## begin STORED DATA

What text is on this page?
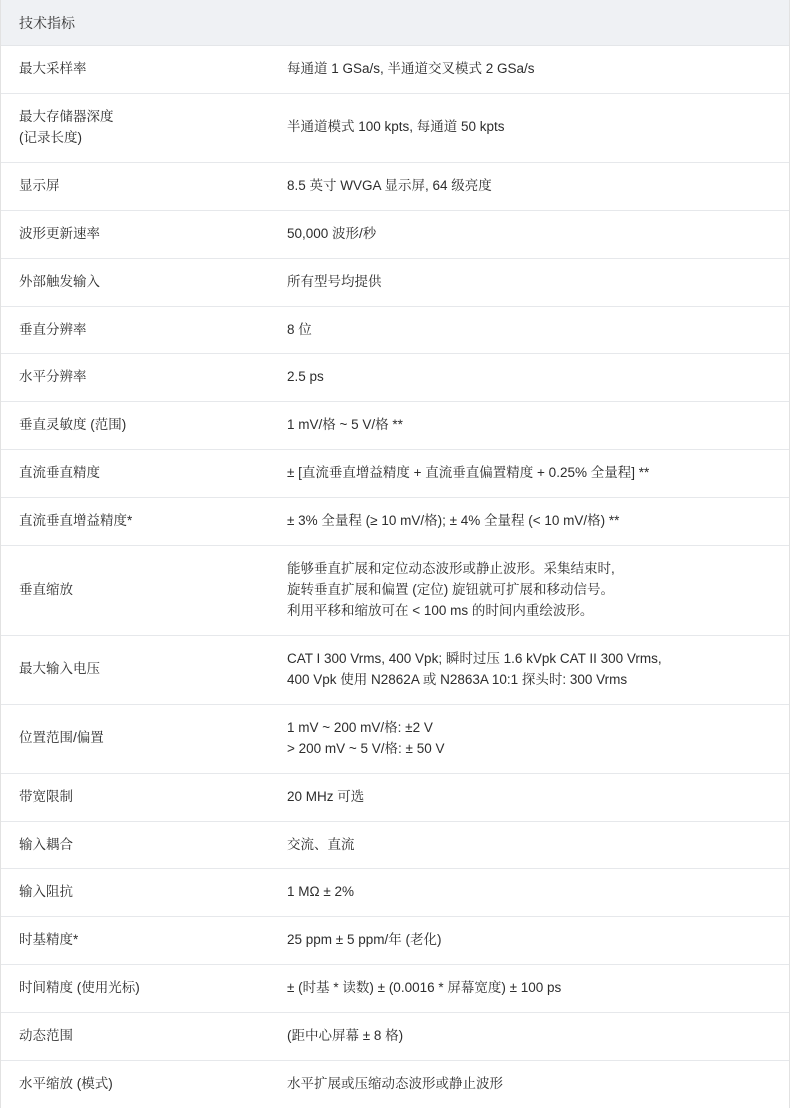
技术指标
最大采样率	每通道 1 GSa/s, 半通道交叉模式 2 GSa/s

最大存储器深度
(记录长度)	半通道模式 100 kpts, 每通道 50 kpts

显示屏	8.5 英寸 WVGA 显示屏, 64 级亮度

波形更新速率	50,000 波形/秒

外部触发输入	所有型号均提供

垂直分辨率	8 位

水平分辨率	2.5 ps

垂直灵敏度 (范围)	1 mV/格 ~ 5 V/格 **

直流垂直精度	± [直流垂直增益精度 + 直流垂直偏置精度 + 0.25% 全量程] **

直流垂直增益精度*	± 3% 全量程 (≥ 10 mV/格); ± 4% 全量程 (< 10 mV/格) **

垂直缩放	能够垂直扩展和定位动态波形或静止波形。采集结束时,
旋转垂直扩展和偏置 (定位) 旋钮就可扩展和移动信号。
利用平移和缩放可在 < 100 ms 的时间内重绘波形。

最大输入电压	CAT I 300 Vrms, 400 Vpk; 瞬时过压 1.6 kVpk CAT II 300 Vrms,
400 Vpk 使用 N2862A 或 N2863A 10:1 探头时: 300 Vrms

位置范围/偏置	1 mV ~ 200 mV/格: ±2 V
> 200 mV ~ 5 V/格: ± 50 V

带宽限制	20 MHz 可选

输入耦合	交流、直流

输入阻抗	1 MΩ ± 2%

时基精度*	25 ppm ± 5 ppm/年 (老化)

时间精度 (使用光标)	± (时基 * 读数) ± (0.0016 * 屏幕宽度) ± 100 ps

动态范围	(距中心屏幕 ± 8 格)

水平缩放 (模式)	水平扩展或压缩动态波形或静止波形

## end STORED DATA

Scan the material above for the string "Vrms" and report each line where you find it.

- _FINISHED TASK_:
最大输入电压	CAT I 300 Vrms, 400 Vpk; 瞬时过压 1.6 kVpk CAT II 300 Vrms,
400 Vpk 使用 N2862A 或 N2863A 10:1 探头时: 300 Vrms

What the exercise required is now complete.